• Dataset

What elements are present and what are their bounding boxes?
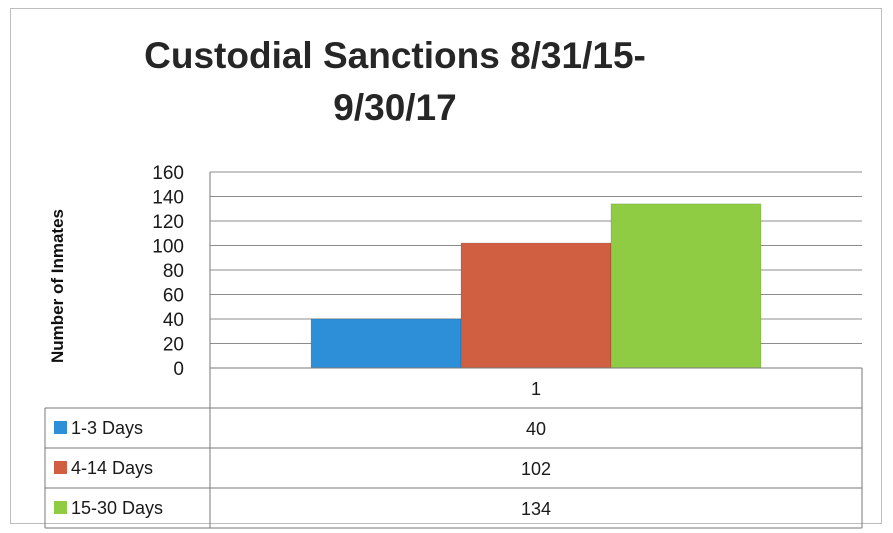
y-tick-label-7: 140 <box>152 188 184 209</box>
data-table-value-1: 40 <box>526 419 546 439</box>
y-tick-label-6: 120 <box>152 212 184 233</box>
bar-1 <box>310 318 462 369</box>
y-tick-label-2: 40 <box>163 310 184 331</box>
legend-swatch-1 <box>54 421 67 434</box>
y-tick-label-8: 160 <box>152 163 184 184</box>
bar-2 <box>460 242 612 369</box>
y-tick-label-0: 0 <box>173 359 184 380</box>
chart-title-line2: 9/30/17 <box>333 87 457 128</box>
y-tick-label-4: 80 <box>163 261 184 282</box>
data-table-value-3: 134 <box>521 499 551 519</box>
legend-label-3: 15-30 Days <box>71 498 163 518</box>
y-tick-label-3: 60 <box>163 286 184 307</box>
legend-swatch-3 <box>54 501 67 514</box>
chart-title: Custodial Sanctions 8/31/15- 9/30/17 <box>95 30 695 134</box>
legend-label-2: 4-14 Days <box>71 458 153 478</box>
legend-label-1: 1-3 Days <box>71 418 143 438</box>
y-tick-label-5: 100 <box>152 237 184 258</box>
x-category-label: 1 <box>531 379 541 399</box>
bar-3 <box>610 203 762 369</box>
legend-swatch-2 <box>54 461 67 474</box>
y-tick-label-1: 20 <box>163 335 184 356</box>
chart-title-line1: Custodial Sanctions 8/31/15- <box>144 35 646 76</box>
data-table-value-2: 102 <box>521 459 551 479</box>
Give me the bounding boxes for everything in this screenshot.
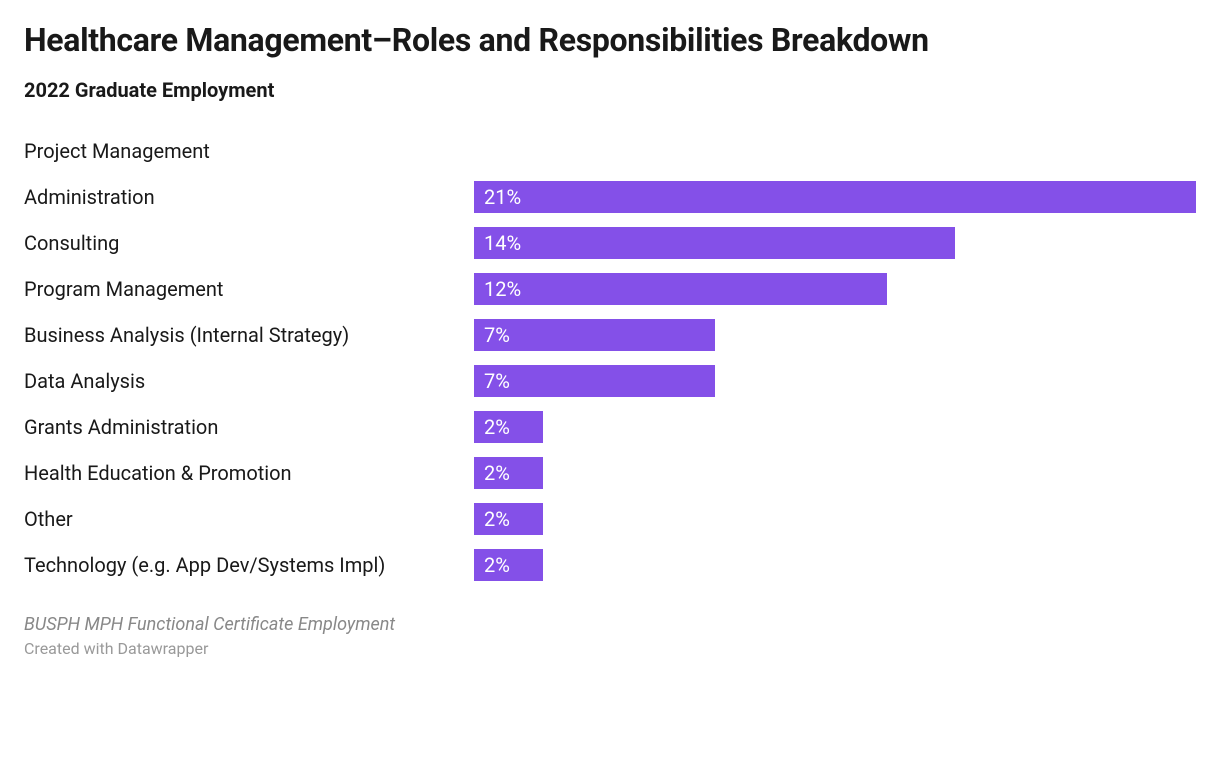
chart-footer: BUSPH MPH Functional Certificate Employm… xyxy=(24,614,1196,658)
bar: 7% xyxy=(474,319,715,351)
bar-area: 14% xyxy=(474,227,1196,259)
row-label: Program Management xyxy=(24,277,474,301)
chart-row: Project Management xyxy=(24,128,1196,174)
bar-area: 21% xyxy=(474,181,1196,213)
row-label: Data Analysis xyxy=(24,369,474,393)
bar-value-label: 2% xyxy=(484,461,510,485)
bar-value-label: 7% xyxy=(484,323,510,347)
bar: 14% xyxy=(474,227,955,259)
bar: 12% xyxy=(474,273,887,305)
bar-value-label: 7% xyxy=(484,369,510,393)
chart-title: Healthcare Management–Roles and Responsi… xyxy=(24,20,1196,60)
footer-source-note: BUSPH MPH Functional Certificate Employm… xyxy=(24,614,1196,635)
row-label: Administration xyxy=(24,185,474,209)
bar-value-label: 14% xyxy=(484,231,521,255)
bar-area: 2% xyxy=(474,411,1196,443)
bar-value-label: 2% xyxy=(484,415,510,439)
chart-subtitle: 2022 Graduate Employment xyxy=(24,78,1196,102)
bar-area xyxy=(474,135,1196,167)
bar: 2% xyxy=(474,457,543,489)
bar: 2% xyxy=(474,503,543,535)
chart-row: Grants Administration 2% xyxy=(24,404,1196,450)
bar-chart: Project Management Administration 21% Consu… xyxy=(24,128,1196,588)
chart-row: Technology (e.g. App Dev/Systems Impl) 2% xyxy=(24,542,1196,588)
row-label: Grants Administration xyxy=(24,415,474,439)
bar-area: 7% xyxy=(474,319,1196,351)
bar-area: 2% xyxy=(474,503,1196,535)
bar-value-label: 2% xyxy=(484,553,510,577)
chart-row: Data Analysis 7% xyxy=(24,358,1196,404)
row-label: Business Analysis (Internal Strategy) xyxy=(24,323,474,347)
bar: 2% xyxy=(474,549,543,581)
bar-area: 2% xyxy=(474,457,1196,489)
chart-row: Program Management 12% xyxy=(24,266,1196,312)
bar-area: 7% xyxy=(474,365,1196,397)
row-label: Technology (e.g. App Dev/Systems Impl) xyxy=(24,553,474,577)
footer-credit: Created with Datawrapper xyxy=(24,639,1196,658)
row-label: Consulting xyxy=(24,231,474,255)
bar-area: 2% xyxy=(474,549,1196,581)
chart-row: Administration 21% xyxy=(24,174,1196,220)
bar: 2% xyxy=(474,411,543,443)
bar: 7% xyxy=(474,365,715,397)
chart-row: Health Education & Promotion 2% xyxy=(24,450,1196,496)
chart-row: Consulting 14% xyxy=(24,220,1196,266)
chart-row: Other 2% xyxy=(24,496,1196,542)
bar-value-label: 12% xyxy=(484,277,521,301)
bar: 21% xyxy=(474,181,1196,213)
row-label: Health Education & Promotion xyxy=(24,461,474,485)
row-label: Project Management xyxy=(24,139,474,163)
row-label: Other xyxy=(24,507,474,531)
bar-value-label: 21% xyxy=(484,185,521,209)
bar-value-label: 2% xyxy=(484,507,510,531)
chart-row: Business Analysis (Internal Strategy) 7% xyxy=(24,312,1196,358)
bar-area: 12% xyxy=(474,273,1196,305)
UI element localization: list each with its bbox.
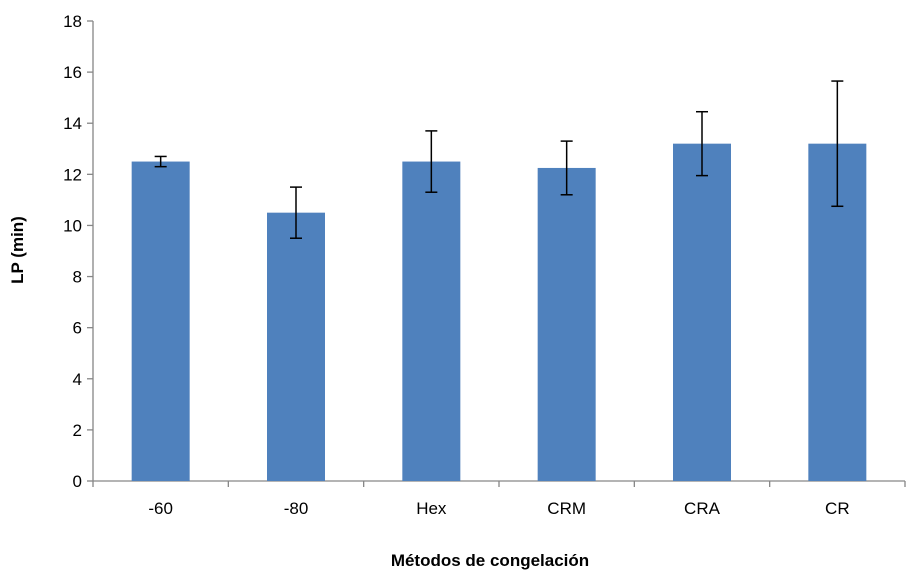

• What is required
Rewrite all of the data above, changing every "Consulting" to "Advisory Services" and keeping everything else the same. Leave out the pictures.

• Worked solution
What elements are present and what are their bounding boxes?
y-tick-label-7: 140 <box>152 188 184 209</box>
data-table-value-1: 40 <box>526 419 546 439</box>
y-tick-label-6: 120 <box>152 212 184 233</box>
bar-1 <box>310 318 462 369</box>
y-tick-label-2: 40 <box>163 310 184 331</box>
legend-swatch-1 <box>54 421 67 434</box>
y-tick-label-8: 160 <box>152 163 184 184</box>
bar-2 <box>460 242 612 369</box>
y-tick-label-0: 0 <box>173 359 184 380</box>
chart-title-line2: 9/30/17 <box>333 87 457 128</box>
y-tick-label-4: 80 <box>163 261 184 282</box>
data-table-value-3: 134 <box>521 499 551 519</box>
legend-label-3: 15-30 Days <box>71 498 163 518</box>
y-tick-label-3: 60 <box>163 286 184 307</box>
legend-swatch-3 <box>54 501 67 514</box>
chart-title: Custodial Sanctions 8/31/15- 9/30/17 <box>95 30 695 134</box>
legend-label-2: 4-14 Days <box>71 458 153 478</box>
legend-label-1: 1-3 Days <box>71 418 143 438</box>
y-tick-label-5: 100 <box>152 237 184 258</box>
x-category-label: 1 <box>531 379 541 399</box>
bar-3 <box>610 203 762 369</box>
legend-swatch-2 <box>54 461 67 474</box>
y-tick-label-1: 20 <box>163 335 184 356</box>
chart-title-line1: Custodial Sanctions 8/31/15- <box>144 35 646 76</box>
data-table-value-2: 102 <box>521 459 551 479</box>
Give me the bounding boxes for everything in this screenshot.
chart-footer: BUSPH MPH Functional Certificate Employm… xyxy=(24,614,1196,658)
bar: 7% xyxy=(474,319,715,351)
bar-area: 14% xyxy=(474,227,1196,259)
row-label: Program Management xyxy=(24,277,474,301)
chart-row: Project Management xyxy=(24,128,1196,174)
bar-area: 21% xyxy=(474,181,1196,213)
row-label: Data Analysis xyxy=(24,369,474,393)
bar-value-label: 2% xyxy=(484,461,510,485)
bar-value-label: 7% xyxy=(484,323,510,347)
bar: 14% xyxy=(474,227,955,259)
bar: 12% xyxy=(474,273,887,305)
bar-value-label: 7% xyxy=(484,369,510,393)
chart-title: Healthcare Management–Roles and Responsi… xyxy=(24,20,1196,60)
footer-source-note: BUSPH MPH Functional Certificate Employm… xyxy=(24,614,1196,635)
row-label: Administration xyxy=(24,185,474,209)
bar-value-label: 14% xyxy=(484,231,521,255)
bar-area: 2% xyxy=(474,411,1196,443)
bar-value-label: 2% xyxy=(484,415,510,439)
chart-subtitle: 2022 Graduate Employment xyxy=(24,78,1196,102)
bar-area xyxy=(474,135,1196,167)
bar: 2% xyxy=(474,457,543,489)
bar: 2% xyxy=(474,503,543,535)
chart-row: Grants Administration 2% xyxy=(24,404,1196,450)
bar-chart: Project Management Administration 21% Consu… xyxy=(24,128,1196,588)
chart-row: Technology (e.g. App Dev/Systems Impl) 2% xyxy=(24,542,1196,588)
row-label: Grants Administration xyxy=(24,415,474,439)
bar-area: 7% xyxy=(474,319,1196,351)
bar-area: 2% xyxy=(474,503,1196,535)
bar-value-label: 2% xyxy=(484,553,510,577)
chart-row: Data Analysis 7% xyxy=(24,358,1196,404)
row-label: Business Analysis (Internal Strategy) xyxy=(24,323,474,347)
bar: 2% xyxy=(474,549,543,581)
bar-area: 2% xyxy=(474,457,1196,489)
chart-row: Program Management 12% xyxy=(24,266,1196,312)
bar-area: 7% xyxy=(474,365,1196,397)
row-label: Technology (e.g. App Dev/Systems Impl) xyxy=(24,553,474,577)
footer-credit: Created with Datawrapper xyxy=(24,639,1196,658)
row-label: Advisory Services xyxy=(24,231,474,255)
bar-area: 2% xyxy=(474,549,1196,581)
chart-row: Administration 21% xyxy=(24,174,1196,220)
bar: 2% xyxy=(474,411,543,443)
bar: 7% xyxy=(474,365,715,397)
chart-row: Health Education & Promotion 2% xyxy=(24,450,1196,496)
chart-row: Advisory Services 14% xyxy=(24,220,1196,266)
chart-row: Other 2% xyxy=(24,496,1196,542)
bar-value-label: 12% xyxy=(484,277,521,301)
bar: 21% xyxy=(474,181,1196,213)
row-label: Health Education & Promotion xyxy=(24,461,474,485)
row-label: Project Management xyxy=(24,139,474,163)
row-label: Other xyxy=(24,507,474,531)
bar-value-label: 21% xyxy=(484,185,521,209)
bar-value-label: 2% xyxy=(484,507,510,531)
chart-row: Business Analysis (Internal Strategy) 7% xyxy=(24,312,1196,358)
bar-area: 12% xyxy=(474,273,1196,305)
UI element localization: list each with its bbox.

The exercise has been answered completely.